▸ **What is required**
Give the number of lines that contain the string "kicker", please, and nothing else.

▸ **Supplied material**

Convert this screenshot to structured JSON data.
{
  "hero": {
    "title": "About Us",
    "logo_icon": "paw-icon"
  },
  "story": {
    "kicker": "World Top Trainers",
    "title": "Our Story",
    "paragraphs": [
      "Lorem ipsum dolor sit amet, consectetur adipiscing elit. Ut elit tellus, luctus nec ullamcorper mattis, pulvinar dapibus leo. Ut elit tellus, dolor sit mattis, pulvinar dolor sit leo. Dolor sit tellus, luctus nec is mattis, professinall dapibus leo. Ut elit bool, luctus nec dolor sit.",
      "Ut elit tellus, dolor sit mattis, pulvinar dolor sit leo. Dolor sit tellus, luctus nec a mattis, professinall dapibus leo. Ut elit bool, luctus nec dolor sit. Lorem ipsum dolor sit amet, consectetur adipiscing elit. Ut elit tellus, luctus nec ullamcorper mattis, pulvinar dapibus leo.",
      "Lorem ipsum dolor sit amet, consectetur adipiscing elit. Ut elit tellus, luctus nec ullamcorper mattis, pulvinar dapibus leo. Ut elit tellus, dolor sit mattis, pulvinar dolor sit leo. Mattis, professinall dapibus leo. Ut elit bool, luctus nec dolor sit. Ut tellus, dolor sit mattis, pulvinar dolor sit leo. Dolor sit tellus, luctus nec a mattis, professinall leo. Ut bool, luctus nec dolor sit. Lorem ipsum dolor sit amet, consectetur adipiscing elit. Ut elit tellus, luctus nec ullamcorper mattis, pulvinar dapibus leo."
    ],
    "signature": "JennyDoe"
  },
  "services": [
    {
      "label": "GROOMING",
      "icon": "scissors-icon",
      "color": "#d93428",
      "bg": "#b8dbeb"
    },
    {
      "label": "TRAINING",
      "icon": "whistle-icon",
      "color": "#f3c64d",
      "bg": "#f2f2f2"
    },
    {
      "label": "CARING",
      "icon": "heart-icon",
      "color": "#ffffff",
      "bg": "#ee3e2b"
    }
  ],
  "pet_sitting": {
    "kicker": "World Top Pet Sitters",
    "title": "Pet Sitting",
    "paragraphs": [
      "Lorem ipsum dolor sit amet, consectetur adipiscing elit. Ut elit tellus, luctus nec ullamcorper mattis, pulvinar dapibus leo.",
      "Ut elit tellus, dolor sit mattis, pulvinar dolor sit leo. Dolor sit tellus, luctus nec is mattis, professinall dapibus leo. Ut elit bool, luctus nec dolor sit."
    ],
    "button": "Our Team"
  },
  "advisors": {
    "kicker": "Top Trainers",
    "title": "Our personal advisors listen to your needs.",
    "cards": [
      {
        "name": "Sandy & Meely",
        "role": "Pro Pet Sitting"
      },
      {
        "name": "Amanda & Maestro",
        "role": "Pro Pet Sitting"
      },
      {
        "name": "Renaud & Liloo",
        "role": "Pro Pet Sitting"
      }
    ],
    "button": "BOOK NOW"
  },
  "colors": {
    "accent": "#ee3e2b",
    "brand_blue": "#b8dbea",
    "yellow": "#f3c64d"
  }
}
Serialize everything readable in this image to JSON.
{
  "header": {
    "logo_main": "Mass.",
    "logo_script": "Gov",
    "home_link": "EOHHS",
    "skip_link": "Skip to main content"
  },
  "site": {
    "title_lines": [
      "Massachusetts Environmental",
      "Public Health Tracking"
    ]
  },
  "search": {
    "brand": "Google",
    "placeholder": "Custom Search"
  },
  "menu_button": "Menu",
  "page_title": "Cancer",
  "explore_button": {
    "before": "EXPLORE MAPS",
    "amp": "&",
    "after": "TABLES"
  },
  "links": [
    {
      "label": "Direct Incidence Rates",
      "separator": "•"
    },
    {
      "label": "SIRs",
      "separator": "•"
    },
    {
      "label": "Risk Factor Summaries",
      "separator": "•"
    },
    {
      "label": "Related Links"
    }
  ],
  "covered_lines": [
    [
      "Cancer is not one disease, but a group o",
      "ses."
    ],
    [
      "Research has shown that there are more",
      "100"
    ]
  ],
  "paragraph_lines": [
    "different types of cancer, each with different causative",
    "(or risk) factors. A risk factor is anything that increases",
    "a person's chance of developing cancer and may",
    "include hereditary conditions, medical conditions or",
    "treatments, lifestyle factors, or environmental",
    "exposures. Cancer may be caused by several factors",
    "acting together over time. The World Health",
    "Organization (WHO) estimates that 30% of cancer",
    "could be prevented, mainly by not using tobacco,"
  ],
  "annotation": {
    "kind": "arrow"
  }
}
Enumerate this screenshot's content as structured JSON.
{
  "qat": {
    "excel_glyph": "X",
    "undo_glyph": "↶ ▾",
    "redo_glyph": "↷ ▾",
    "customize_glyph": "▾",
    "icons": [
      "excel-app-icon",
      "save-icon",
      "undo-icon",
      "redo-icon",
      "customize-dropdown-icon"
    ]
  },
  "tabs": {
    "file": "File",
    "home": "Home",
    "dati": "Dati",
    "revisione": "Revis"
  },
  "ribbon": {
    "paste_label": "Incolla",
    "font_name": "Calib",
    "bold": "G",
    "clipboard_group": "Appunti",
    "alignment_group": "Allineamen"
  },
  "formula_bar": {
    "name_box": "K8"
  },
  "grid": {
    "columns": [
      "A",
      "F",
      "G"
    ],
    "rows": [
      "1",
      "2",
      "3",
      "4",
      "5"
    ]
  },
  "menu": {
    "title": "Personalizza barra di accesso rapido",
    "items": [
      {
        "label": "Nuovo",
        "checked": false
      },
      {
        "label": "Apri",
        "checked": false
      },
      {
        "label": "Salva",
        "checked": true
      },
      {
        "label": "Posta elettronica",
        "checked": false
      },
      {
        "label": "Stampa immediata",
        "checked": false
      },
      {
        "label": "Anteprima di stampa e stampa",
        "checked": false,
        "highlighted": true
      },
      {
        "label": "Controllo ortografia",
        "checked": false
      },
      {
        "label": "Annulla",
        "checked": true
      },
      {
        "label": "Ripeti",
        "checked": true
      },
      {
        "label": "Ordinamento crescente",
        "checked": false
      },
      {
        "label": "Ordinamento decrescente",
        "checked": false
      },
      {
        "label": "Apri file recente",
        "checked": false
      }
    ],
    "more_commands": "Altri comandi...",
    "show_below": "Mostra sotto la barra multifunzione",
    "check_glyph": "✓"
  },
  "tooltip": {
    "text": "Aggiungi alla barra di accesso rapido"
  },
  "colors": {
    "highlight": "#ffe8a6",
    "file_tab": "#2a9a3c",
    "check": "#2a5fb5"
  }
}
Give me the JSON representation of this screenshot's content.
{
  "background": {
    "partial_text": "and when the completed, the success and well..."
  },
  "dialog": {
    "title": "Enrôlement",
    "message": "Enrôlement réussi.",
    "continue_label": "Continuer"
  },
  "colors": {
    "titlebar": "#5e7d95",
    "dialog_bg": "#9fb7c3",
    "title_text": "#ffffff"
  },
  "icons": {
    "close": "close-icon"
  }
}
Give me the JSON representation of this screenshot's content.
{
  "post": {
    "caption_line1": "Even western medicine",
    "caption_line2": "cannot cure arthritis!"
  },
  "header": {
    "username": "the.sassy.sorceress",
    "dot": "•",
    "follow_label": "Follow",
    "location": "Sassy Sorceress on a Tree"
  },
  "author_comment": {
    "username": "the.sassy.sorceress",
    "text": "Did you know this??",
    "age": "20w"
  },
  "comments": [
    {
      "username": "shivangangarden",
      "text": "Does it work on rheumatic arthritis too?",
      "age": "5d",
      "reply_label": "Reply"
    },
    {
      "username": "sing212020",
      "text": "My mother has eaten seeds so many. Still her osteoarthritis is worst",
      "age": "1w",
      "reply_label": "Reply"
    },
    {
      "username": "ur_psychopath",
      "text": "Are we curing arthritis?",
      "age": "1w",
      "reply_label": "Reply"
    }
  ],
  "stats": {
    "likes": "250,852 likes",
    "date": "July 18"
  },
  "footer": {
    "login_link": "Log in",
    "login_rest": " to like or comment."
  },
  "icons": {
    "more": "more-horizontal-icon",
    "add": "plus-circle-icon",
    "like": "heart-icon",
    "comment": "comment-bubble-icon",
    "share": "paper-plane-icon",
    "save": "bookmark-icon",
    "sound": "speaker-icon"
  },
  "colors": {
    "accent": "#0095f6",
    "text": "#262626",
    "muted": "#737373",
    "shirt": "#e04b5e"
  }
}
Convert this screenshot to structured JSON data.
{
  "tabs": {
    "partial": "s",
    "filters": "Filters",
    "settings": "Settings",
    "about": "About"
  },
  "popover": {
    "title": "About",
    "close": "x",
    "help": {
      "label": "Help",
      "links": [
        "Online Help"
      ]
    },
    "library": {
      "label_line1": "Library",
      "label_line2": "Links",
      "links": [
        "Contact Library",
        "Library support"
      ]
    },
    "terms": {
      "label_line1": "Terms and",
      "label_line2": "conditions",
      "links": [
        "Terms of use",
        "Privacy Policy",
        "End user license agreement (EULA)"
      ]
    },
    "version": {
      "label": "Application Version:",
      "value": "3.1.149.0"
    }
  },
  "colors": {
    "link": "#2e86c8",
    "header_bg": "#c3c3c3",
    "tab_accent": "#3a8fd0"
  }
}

▸ **Result of this exercise**
3